# [Set task]
Scan the data below for the string "Motion". Show every line where it turns up.
━━ Record set
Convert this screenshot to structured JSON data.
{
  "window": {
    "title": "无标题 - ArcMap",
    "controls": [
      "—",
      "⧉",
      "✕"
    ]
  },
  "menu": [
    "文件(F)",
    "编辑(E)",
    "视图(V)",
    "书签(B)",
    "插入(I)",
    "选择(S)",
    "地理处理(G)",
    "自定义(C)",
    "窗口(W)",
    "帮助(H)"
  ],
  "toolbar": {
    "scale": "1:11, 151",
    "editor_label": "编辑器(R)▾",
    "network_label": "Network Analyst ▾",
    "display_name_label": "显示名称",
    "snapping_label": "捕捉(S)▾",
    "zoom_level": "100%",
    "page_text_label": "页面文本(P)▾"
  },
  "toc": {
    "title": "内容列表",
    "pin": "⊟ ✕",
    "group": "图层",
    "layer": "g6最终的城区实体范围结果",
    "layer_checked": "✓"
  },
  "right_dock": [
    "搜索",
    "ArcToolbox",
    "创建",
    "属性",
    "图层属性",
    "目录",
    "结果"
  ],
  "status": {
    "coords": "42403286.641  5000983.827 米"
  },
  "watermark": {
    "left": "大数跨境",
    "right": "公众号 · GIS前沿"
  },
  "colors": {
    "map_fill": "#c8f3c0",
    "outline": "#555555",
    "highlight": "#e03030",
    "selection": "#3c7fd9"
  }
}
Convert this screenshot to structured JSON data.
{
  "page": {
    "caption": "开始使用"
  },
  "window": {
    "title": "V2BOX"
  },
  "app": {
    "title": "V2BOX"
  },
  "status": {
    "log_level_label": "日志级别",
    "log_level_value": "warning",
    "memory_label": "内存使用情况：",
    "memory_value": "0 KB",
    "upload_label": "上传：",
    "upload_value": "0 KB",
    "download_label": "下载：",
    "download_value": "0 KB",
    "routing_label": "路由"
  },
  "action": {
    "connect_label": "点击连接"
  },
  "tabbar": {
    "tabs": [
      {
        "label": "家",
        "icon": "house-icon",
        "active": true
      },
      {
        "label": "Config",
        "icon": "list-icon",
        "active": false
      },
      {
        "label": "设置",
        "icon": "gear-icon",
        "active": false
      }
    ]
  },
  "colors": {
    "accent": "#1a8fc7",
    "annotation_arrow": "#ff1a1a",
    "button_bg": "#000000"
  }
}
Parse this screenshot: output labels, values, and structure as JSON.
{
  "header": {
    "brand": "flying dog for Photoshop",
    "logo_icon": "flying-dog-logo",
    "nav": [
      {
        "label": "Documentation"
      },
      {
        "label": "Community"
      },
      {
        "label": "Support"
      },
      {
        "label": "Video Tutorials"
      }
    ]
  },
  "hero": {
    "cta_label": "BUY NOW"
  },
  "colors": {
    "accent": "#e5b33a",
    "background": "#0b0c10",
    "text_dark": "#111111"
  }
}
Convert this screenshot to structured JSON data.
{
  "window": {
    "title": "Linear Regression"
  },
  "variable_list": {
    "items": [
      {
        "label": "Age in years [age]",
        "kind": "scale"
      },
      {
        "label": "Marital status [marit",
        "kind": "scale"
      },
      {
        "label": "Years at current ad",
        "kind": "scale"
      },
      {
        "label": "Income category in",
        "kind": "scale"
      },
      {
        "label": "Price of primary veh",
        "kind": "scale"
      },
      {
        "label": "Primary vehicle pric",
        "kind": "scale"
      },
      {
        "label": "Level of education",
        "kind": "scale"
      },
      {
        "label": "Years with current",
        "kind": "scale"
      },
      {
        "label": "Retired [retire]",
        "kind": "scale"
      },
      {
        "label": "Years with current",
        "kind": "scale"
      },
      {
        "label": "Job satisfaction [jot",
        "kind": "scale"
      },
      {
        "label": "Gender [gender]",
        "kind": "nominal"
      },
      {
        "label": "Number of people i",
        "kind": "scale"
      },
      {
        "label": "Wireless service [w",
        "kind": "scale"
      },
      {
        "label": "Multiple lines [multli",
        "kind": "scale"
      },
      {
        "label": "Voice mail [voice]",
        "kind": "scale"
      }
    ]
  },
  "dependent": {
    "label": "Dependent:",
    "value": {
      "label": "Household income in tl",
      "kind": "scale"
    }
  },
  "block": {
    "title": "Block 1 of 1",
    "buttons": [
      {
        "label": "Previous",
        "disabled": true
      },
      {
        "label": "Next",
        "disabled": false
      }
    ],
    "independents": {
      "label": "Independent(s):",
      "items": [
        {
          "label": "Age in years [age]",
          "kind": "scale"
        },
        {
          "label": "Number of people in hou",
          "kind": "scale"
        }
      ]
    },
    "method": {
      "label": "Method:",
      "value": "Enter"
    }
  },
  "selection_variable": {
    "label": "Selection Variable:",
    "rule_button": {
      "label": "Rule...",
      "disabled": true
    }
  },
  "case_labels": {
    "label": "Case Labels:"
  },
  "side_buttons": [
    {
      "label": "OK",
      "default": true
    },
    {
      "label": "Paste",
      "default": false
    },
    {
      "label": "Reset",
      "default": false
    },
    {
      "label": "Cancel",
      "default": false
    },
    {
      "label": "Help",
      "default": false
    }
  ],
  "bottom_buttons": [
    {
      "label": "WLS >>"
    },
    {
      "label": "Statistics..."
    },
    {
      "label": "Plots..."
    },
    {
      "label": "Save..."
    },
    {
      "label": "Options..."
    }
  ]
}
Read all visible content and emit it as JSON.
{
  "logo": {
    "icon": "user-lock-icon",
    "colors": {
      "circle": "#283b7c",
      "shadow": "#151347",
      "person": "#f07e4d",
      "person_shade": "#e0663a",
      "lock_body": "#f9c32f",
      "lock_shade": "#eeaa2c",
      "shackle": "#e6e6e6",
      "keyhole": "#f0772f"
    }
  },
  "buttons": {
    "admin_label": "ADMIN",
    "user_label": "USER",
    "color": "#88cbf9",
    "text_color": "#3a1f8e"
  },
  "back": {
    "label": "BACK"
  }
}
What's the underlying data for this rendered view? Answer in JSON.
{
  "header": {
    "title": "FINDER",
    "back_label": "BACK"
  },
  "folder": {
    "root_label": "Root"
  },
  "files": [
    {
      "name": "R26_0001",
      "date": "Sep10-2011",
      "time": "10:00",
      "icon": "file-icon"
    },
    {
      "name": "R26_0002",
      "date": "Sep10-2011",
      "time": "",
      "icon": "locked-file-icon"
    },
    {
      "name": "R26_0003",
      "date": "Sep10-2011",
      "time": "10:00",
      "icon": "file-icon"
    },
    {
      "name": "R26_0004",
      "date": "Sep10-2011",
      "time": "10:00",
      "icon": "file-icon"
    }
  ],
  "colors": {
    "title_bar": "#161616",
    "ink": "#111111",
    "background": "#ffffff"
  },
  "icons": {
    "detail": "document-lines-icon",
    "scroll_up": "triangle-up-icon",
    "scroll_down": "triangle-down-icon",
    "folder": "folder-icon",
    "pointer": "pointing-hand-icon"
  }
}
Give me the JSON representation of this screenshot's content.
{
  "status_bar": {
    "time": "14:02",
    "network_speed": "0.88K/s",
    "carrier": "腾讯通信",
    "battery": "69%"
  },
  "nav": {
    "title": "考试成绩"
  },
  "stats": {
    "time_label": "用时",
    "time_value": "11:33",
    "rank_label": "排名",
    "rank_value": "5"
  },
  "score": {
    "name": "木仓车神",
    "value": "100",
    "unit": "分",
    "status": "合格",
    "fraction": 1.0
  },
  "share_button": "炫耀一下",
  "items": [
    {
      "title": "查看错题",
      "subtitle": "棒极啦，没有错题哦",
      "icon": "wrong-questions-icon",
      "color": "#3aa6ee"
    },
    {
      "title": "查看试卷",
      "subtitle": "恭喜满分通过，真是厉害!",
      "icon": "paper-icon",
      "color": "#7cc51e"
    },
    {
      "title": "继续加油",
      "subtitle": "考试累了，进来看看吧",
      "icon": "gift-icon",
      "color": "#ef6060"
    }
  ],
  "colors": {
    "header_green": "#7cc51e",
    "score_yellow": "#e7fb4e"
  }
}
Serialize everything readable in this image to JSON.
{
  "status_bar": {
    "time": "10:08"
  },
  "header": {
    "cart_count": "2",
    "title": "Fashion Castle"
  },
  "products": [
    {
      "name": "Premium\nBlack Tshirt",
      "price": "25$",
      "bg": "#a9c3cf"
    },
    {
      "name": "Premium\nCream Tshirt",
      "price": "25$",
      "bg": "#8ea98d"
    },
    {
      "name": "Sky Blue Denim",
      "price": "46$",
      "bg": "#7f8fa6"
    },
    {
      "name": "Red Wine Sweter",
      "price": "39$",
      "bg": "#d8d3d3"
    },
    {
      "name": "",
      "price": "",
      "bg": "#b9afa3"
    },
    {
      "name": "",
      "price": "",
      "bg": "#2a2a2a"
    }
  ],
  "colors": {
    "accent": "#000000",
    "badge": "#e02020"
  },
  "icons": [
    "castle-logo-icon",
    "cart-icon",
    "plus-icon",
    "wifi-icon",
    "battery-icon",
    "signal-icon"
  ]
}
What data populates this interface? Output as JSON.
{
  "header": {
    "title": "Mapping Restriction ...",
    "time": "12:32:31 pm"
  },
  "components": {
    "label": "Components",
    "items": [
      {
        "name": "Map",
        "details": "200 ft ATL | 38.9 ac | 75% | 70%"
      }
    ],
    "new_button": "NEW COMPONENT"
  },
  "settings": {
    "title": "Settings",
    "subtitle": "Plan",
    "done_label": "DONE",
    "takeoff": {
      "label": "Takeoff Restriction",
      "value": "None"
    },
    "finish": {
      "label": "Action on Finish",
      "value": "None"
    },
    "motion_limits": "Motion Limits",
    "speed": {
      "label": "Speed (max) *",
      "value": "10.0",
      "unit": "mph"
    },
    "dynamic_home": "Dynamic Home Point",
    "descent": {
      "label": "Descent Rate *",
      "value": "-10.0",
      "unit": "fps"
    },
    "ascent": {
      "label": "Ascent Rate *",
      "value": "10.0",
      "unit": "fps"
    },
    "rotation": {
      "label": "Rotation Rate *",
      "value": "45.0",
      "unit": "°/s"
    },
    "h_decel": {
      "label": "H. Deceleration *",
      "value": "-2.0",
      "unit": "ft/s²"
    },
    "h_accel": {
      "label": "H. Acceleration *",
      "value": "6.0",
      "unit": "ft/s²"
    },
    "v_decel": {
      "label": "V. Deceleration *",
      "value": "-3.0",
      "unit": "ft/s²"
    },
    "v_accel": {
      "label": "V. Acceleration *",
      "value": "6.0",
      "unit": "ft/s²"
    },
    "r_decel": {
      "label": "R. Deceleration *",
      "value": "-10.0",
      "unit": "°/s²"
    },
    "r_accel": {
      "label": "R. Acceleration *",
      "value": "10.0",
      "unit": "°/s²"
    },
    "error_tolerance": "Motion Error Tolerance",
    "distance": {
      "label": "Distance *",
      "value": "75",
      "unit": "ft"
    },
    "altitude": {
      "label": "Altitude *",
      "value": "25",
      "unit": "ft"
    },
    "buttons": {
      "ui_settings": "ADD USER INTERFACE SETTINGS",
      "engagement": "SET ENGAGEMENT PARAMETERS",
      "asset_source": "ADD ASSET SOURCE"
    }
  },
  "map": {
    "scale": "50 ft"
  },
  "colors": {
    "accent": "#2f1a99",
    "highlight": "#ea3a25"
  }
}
━━━━
# [Exercise result]
    "motion_limits": "Motion Limits",
    "error_tolerance": "Motion Error Tolerance",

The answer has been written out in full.